*** Provided material
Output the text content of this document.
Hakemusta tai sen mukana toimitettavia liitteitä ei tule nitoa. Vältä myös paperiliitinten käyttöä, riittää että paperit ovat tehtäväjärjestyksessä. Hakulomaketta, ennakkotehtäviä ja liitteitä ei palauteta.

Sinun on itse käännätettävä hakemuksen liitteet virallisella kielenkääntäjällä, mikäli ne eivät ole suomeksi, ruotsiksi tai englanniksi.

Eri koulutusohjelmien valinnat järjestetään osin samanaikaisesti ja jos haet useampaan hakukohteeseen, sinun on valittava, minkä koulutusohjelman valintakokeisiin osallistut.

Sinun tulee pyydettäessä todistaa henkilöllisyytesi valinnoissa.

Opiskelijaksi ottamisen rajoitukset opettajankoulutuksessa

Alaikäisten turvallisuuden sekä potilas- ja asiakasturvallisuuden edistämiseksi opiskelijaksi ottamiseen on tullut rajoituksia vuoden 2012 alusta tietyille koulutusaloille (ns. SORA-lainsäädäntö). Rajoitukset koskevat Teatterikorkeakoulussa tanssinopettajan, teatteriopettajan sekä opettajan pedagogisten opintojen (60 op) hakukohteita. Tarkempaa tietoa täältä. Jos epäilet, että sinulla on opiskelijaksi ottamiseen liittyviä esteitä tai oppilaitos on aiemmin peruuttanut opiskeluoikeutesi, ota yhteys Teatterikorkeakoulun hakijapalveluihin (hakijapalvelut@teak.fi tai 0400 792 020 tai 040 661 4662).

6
******
*** Provided material
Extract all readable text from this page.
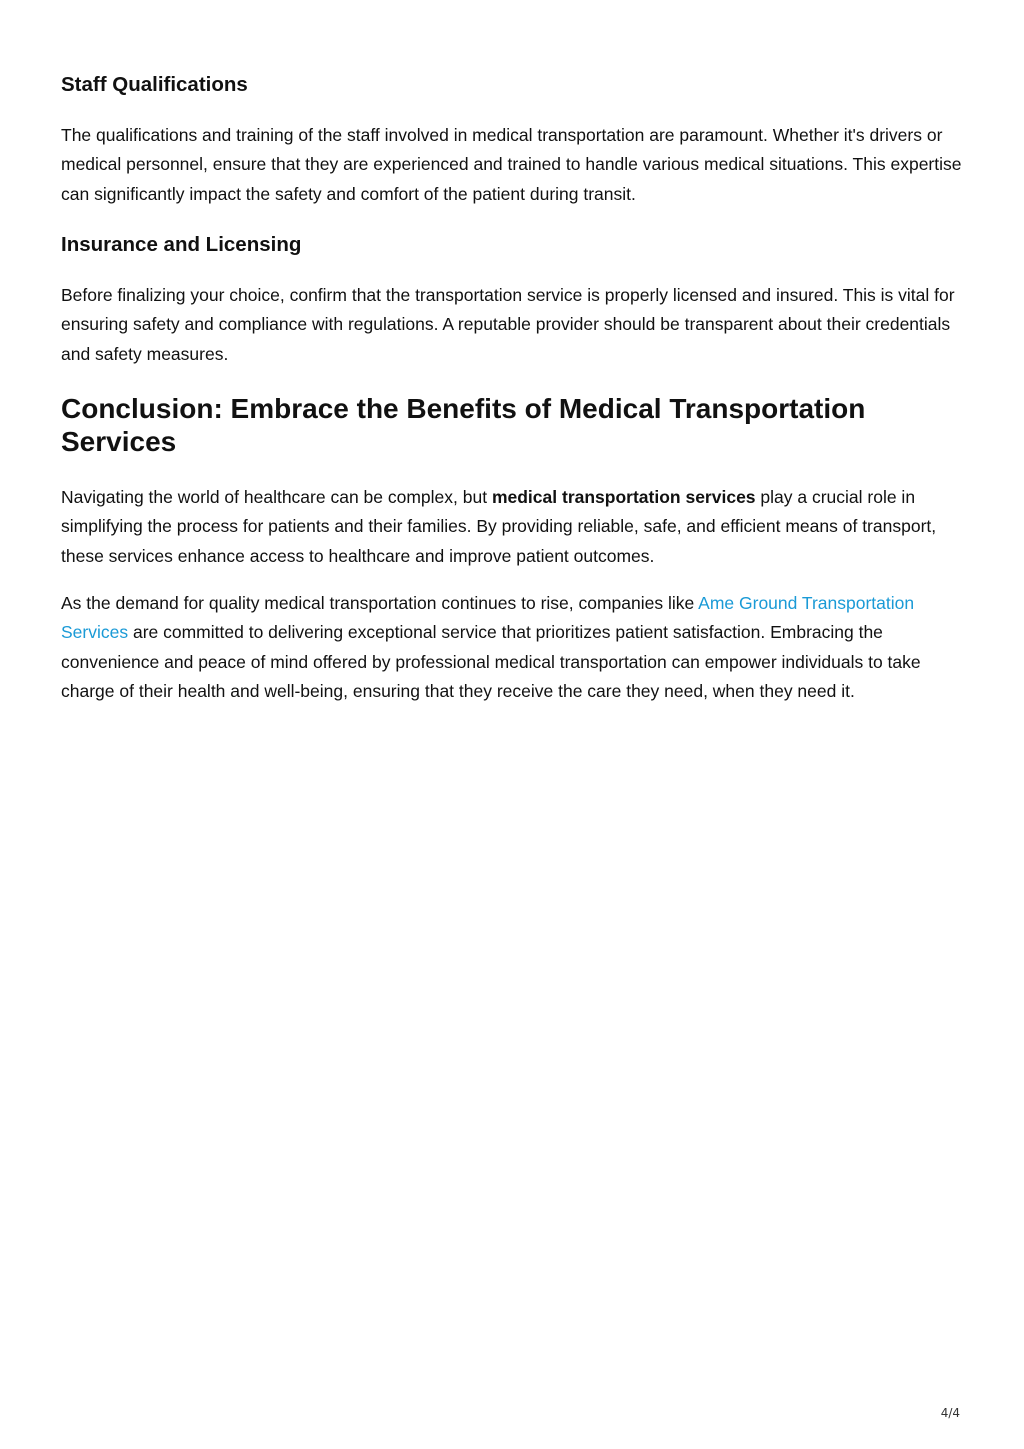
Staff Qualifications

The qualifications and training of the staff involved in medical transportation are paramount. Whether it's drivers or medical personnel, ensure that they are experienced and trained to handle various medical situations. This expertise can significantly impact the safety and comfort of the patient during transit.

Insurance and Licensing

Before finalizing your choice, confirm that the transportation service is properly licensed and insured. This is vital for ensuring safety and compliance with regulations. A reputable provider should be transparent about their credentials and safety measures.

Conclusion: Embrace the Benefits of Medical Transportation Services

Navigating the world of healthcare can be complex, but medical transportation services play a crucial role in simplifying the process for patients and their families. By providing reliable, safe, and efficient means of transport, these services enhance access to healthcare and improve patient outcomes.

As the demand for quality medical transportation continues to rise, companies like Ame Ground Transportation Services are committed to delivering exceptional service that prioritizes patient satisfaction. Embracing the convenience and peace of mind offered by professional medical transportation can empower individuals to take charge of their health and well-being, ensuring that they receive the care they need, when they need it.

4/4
******
▸ **Work instructions**
List every line above that contains the word "text".

▸ **Task answer**
Output the text content of this document.
Extract all readable text from this page.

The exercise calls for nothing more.